§ AIM OF THE EXERCISE
Write out every line below that includes the word "optional".

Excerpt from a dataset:

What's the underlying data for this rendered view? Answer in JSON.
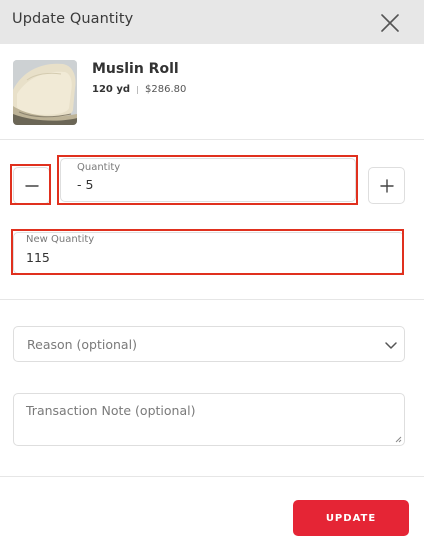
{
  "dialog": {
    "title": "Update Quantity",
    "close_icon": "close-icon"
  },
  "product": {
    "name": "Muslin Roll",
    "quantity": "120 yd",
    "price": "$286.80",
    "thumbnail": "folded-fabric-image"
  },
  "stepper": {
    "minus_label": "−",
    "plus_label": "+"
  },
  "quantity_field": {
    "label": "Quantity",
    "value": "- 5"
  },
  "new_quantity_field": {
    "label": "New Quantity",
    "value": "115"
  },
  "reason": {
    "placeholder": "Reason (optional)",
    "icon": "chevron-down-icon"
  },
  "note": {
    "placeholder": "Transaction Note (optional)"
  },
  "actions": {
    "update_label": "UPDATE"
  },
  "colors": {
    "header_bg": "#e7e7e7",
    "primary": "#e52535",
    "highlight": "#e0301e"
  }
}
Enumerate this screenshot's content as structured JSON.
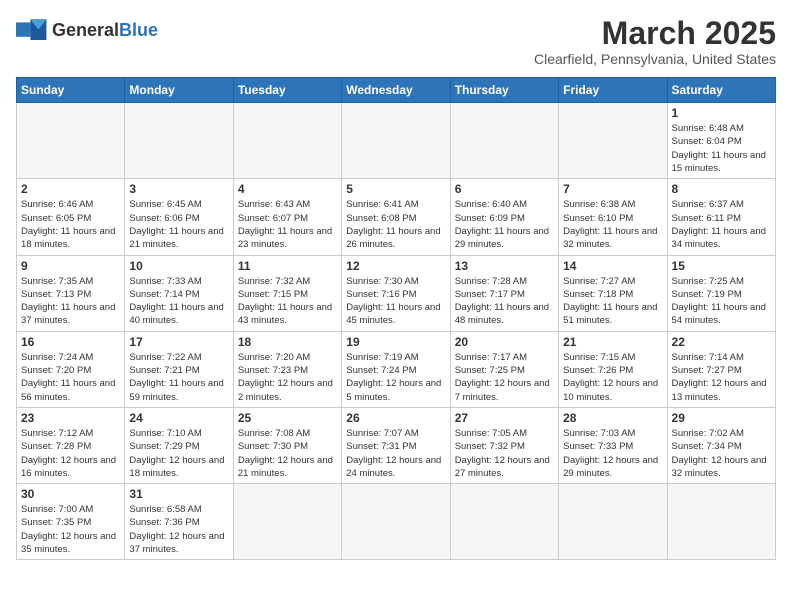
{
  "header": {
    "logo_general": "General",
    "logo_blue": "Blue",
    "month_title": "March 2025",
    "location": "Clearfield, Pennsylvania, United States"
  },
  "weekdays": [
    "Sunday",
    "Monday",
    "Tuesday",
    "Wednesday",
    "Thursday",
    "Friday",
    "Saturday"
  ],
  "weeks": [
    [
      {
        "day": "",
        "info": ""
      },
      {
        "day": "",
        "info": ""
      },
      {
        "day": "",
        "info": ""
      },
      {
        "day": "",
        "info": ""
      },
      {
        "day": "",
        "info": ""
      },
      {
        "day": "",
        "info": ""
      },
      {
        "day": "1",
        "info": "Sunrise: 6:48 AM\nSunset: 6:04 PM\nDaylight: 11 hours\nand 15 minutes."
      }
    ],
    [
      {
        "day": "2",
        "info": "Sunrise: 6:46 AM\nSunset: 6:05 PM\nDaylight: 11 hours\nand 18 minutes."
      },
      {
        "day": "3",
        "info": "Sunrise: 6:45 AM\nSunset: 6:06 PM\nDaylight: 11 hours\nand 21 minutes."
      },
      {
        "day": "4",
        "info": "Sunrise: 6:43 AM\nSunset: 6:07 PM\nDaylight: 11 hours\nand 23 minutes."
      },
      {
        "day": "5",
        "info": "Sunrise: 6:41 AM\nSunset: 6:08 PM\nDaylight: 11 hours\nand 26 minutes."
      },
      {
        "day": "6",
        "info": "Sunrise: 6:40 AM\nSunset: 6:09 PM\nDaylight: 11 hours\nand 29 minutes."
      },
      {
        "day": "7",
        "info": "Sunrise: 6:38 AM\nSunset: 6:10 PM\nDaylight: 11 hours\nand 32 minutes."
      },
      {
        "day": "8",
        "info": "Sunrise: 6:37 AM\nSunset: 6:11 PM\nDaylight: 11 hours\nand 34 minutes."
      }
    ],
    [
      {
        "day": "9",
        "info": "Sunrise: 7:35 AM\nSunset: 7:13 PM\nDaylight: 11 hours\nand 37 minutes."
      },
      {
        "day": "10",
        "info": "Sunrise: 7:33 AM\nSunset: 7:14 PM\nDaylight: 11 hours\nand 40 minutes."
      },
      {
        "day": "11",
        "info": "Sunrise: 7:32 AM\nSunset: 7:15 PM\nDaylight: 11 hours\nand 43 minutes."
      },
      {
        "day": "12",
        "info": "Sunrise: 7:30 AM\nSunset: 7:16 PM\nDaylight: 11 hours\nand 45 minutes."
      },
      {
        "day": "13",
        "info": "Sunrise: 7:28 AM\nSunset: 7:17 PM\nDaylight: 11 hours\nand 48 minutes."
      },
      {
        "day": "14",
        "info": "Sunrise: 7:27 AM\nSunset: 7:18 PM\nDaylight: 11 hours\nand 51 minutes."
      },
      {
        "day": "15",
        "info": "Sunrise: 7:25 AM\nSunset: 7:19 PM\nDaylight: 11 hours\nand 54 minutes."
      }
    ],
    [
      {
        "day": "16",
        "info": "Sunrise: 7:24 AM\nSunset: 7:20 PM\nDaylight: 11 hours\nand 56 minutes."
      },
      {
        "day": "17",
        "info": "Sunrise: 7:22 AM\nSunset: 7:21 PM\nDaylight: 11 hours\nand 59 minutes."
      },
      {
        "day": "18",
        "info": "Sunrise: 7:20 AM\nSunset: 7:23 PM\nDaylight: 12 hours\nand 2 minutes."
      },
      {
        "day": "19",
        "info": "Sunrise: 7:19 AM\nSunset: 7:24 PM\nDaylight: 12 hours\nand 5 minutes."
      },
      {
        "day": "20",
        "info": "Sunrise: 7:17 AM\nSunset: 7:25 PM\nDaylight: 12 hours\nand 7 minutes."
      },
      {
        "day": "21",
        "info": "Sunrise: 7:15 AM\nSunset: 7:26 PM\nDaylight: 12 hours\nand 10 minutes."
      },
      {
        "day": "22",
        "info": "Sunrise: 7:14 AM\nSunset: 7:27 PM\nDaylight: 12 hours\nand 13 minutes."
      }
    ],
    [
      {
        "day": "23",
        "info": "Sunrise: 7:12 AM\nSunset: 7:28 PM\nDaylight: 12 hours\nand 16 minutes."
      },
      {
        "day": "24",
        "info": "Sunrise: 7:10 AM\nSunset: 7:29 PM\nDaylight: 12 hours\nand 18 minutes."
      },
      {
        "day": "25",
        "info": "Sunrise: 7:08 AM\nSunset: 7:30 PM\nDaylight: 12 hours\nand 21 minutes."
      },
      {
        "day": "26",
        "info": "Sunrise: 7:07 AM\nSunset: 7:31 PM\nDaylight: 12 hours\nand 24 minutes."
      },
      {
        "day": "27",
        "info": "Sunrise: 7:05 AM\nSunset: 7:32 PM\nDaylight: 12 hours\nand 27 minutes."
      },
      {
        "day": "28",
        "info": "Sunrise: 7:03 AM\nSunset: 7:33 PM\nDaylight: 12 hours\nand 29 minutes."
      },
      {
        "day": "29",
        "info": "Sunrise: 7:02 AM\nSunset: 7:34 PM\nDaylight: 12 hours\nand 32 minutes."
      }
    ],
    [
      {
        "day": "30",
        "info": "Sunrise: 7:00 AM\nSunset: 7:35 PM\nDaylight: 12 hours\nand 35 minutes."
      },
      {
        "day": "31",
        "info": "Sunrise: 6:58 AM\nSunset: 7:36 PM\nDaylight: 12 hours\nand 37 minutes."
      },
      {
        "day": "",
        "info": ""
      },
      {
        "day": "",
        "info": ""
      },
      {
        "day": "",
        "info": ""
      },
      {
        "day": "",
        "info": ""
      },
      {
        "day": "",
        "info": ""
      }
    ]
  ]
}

§ IN RESPONSE
    "placeholder": "Reason (optional)",
    "placeholder": "Transaction Note (optional)"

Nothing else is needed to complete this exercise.